§ Task details: Give the material once more, word for word, without any images.

§ Provided records:
↓↓↓

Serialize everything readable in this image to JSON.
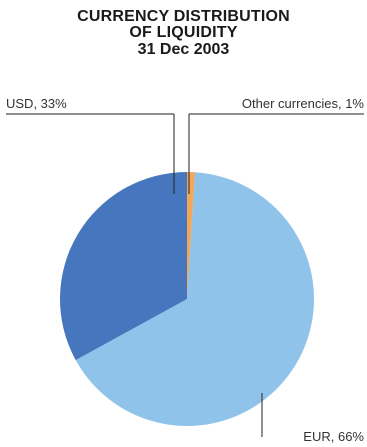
{
  "title_lines": [
    "CURRENCY DISTRIBUTION",
    "OF LIQUIDITY"
  ],
  "subtitle": "31 Dec 2003",
  "chart_data": {
    "type": "pie",
    "title": "CURRENCY DISTRIBUTION OF LIQUIDITY",
    "subtitle": "31 Dec 2003",
    "legend": "none",
    "slices": [
      {
        "label": "Other currencies, 1%",
        "category": "Other currencies",
        "value": 1,
        "color": "#f2a65a"
      },
      {
        "label": "EUR, 66%",
        "category": "EUR",
        "value": 66,
        "color": "#8fc3ea"
      },
      {
        "label": "USD, 33%",
        "category": "USD",
        "value": 33,
        "color": "#4677be"
      }
    ]
  }
}
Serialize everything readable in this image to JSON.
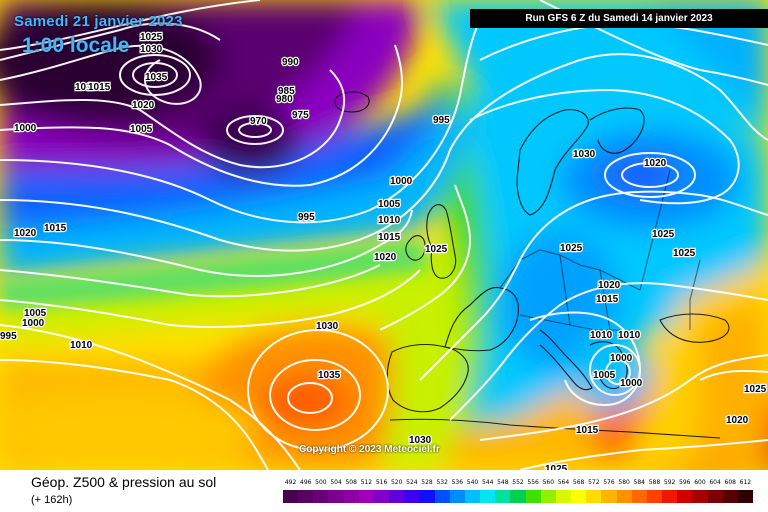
{
  "title": {
    "date": "Samedi 21 janvier 2023",
    "time": "1:00 locale",
    "run": "Run GFS 6 Z du Samedi 14 janvier 2023"
  },
  "copyright": "Copyright © 2023 Meteociel.fr",
  "legend": {
    "title": "Géop. Z500 & pression au sol",
    "subtitle": "(+ 162h)",
    "scale": [
      {
        "v": "492",
        "c": "#4a0050"
      },
      {
        "v": "496",
        "c": "#5a0062"
      },
      {
        "v": "500",
        "c": "#6a0078"
      },
      {
        "v": "504",
        "c": "#7a008e"
      },
      {
        "v": "508",
        "c": "#8e00a4"
      },
      {
        "v": "512",
        "c": "#a000b8"
      },
      {
        "v": "516",
        "c": "#8200c8"
      },
      {
        "v": "520",
        "c": "#6400dc"
      },
      {
        "v": "524",
        "c": "#4000f0"
      },
      {
        "v": "528",
        "c": "#1010ff"
      },
      {
        "v": "532",
        "c": "#0050ff"
      },
      {
        "v": "536",
        "c": "#008cff"
      },
      {
        "v": "540",
        "c": "#00beff"
      },
      {
        "v": "544",
        "c": "#00e6f0"
      },
      {
        "v": "548",
        "c": "#00e0a0"
      },
      {
        "v": "552",
        "c": "#00d050"
      },
      {
        "v": "556",
        "c": "#40e000"
      },
      {
        "v": "560",
        "c": "#90f000"
      },
      {
        "v": "564",
        "c": "#d8f800"
      },
      {
        "v": "568",
        "c": "#ffff00"
      },
      {
        "v": "572",
        "c": "#ffdc00"
      },
      {
        "v": "576",
        "c": "#ffb400"
      },
      {
        "v": "580",
        "c": "#ff9000"
      },
      {
        "v": "584",
        "c": "#ff6800"
      },
      {
        "v": "588",
        "c": "#ff4000"
      },
      {
        "v": "592",
        "c": "#f01800"
      },
      {
        "v": "596",
        "c": "#d00000"
      },
      {
        "v": "600",
        "c": "#a80000"
      },
      {
        "v": "604",
        "c": "#800000"
      },
      {
        "v": "608",
        "c": "#580000"
      },
      {
        "v": "612",
        "c": "#300000"
      }
    ]
  },
  "isobar_labels": [
    "1025",
    "1030",
    "1035",
    "1010",
    "1015",
    "1020",
    "1005",
    "990",
    "985",
    "980",
    "975",
    "970",
    "995",
    "995",
    "1000",
    "1000",
    "1005",
    "1010",
    "1015",
    "1020",
    "1025",
    "1020",
    "1015",
    "1010",
    "1005",
    "1000",
    "995",
    "1030",
    "1035",
    "1030",
    "1030",
    "1020",
    "1025",
    "1025",
    "1025",
    "1020",
    "1015",
    "1010",
    "1000",
    "1005",
    "1000",
    "1015",
    "1025",
    "1025",
    "1020",
    "1010"
  ]
}
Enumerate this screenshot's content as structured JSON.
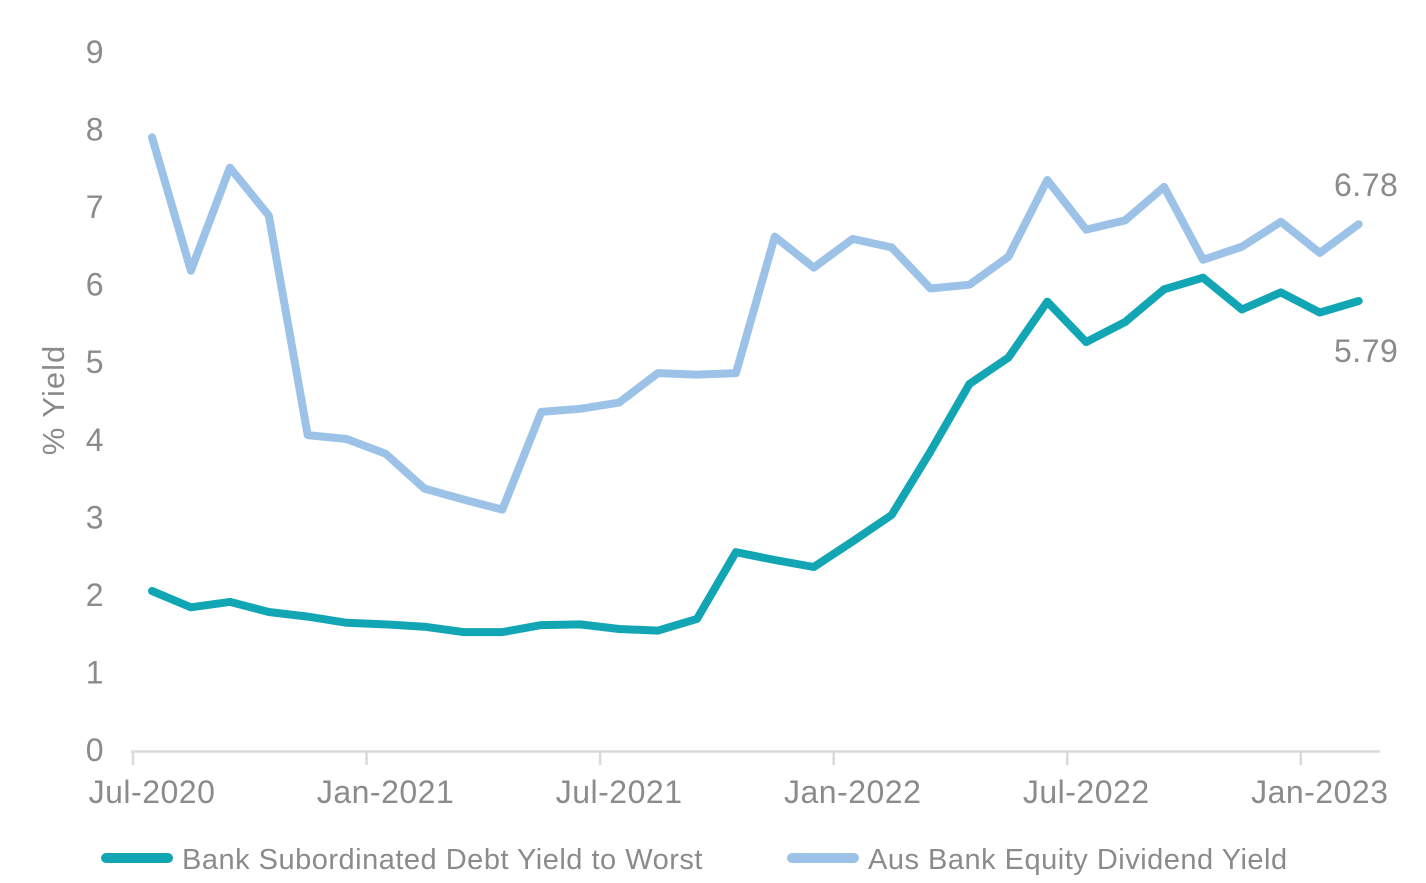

↑↑↑

§ Exercise output:
Serialize everything readable in this image to JSON.
{
  "title_lines": [
    "CURRENCY DISTRIBUTION",
    "OF LIQUIDITY"
  ],
  "subtitle": "31 Dec 2003",
  "chart_data": {
    "type": "pie",
    "title": "CURRENCY DISTRIBUTION OF LIQUIDITY",
    "subtitle": "31 Dec 2003",
    "legend": "none",
    "slices": [
      {
        "label": "Other currencies, 1%",
        "category": "Other currencies",
        "value": 1,
        "color": "#f2a65a"
      },
      {
        "label": "EUR, 66%",
        "category": "EUR",
        "value": 66,
        "color": "#8fc3ea"
      },
      {
        "label": "USD, 33%",
        "category": "USD",
        "value": 33,
        "color": "#4677be"
      }
    ]
  }
}
Serialize everything readable in this image to JSON.
{
  "title": {
    "date": "Samedi 21 janvier 2023",
    "time": "1:00 locale",
    "run": "Run GFS 6 Z du Samedi 14 janvier 2023"
  },
  "copyright": "Copyright © 2023 Meteociel.fr",
  "legend": {
    "title": "Géop. Z500 & pression au sol",
    "subtitle": "(+ 162h)",
    "scale": [
      {
        "v": "492",
        "c": "#4a0050"
      },
      {
        "v": "496",
        "c": "#5a0062"
      },
      {
        "v": "500",
        "c": "#6a0078"
      },
      {
        "v": "504",
        "c": "#7a008e"
      },
      {
        "v": "508",
        "c": "#8e00a4"
      },
      {
        "v": "512",
        "c": "#a000b8"
      },
      {
        "v": "516",
        "c": "#8200c8"
      },
      {
        "v": "520",
        "c": "#6400dc"
      },
      {
        "v": "524",
        "c": "#4000f0"
      },
      {
        "v": "528",
        "c": "#1010ff"
      },
      {
        "v": "532",
        "c": "#0050ff"
      },
      {
        "v": "536",
        "c": "#008cff"
      },
      {
        "v": "540",
        "c": "#00beff"
      },
      {
        "v": "544",
        "c": "#00e6f0"
      },
      {
        "v": "548",
        "c": "#00e0a0"
      },
      {
        "v": "552",
        "c": "#00d050"
      },
      {
        "v": "556",
        "c": "#40e000"
      },
      {
        "v": "560",
        "c": "#90f000"
      },
      {
        "v": "564",
        "c": "#d8f800"
      },
      {
        "v": "568",
        "c": "#ffff00"
      },
      {
        "v": "572",
        "c": "#ffdc00"
      },
      {
        "v": "576",
        "c": "#ffb400"
      },
      {
        "v": "580",
        "c": "#ff9000"
      },
      {
        "v": "584",
        "c": "#ff6800"
      },
      {
        "v": "588",
        "c": "#ff4000"
      },
      {
        "v": "592",
        "c": "#f01800"
      },
      {
        "v": "596",
        "c": "#d00000"
      },
      {
        "v": "600",
        "c": "#a80000"
      },
      {
        "v": "604",
        "c": "#800000"
      },
      {
        "v": "608",
        "c": "#580000"
      },
      {
        "v": "612",
        "c": "#300000"
      }
    ]
  },
  "isobar_labels": [
    "1025",
    "1030",
    "1035",
    "1010",
    "1015",
    "1020",
    "1005",
    "990",
    "985",
    "980",
    "975",
    "970",
    "995",
    "995",
    "1000",
    "1000",
    "1005",
    "1010",
    "1015",
    "1020",
    "1025",
    "1020",
    "1015",
    "1010",
    "1005",
    "1000",
    "995",
    "1030",
    "1035",
    "1030",
    "1030",
    "1020",
    "1025",
    "1025",
    "1025",
    "1020",
    "1015",
    "1010",
    "1000",
    "1005",
    "1000",
    "1015",
    "1025",
    "1025",
    "1020",
    "1010"
  ]
}
Enumerate this screenshot's content as structured JSON.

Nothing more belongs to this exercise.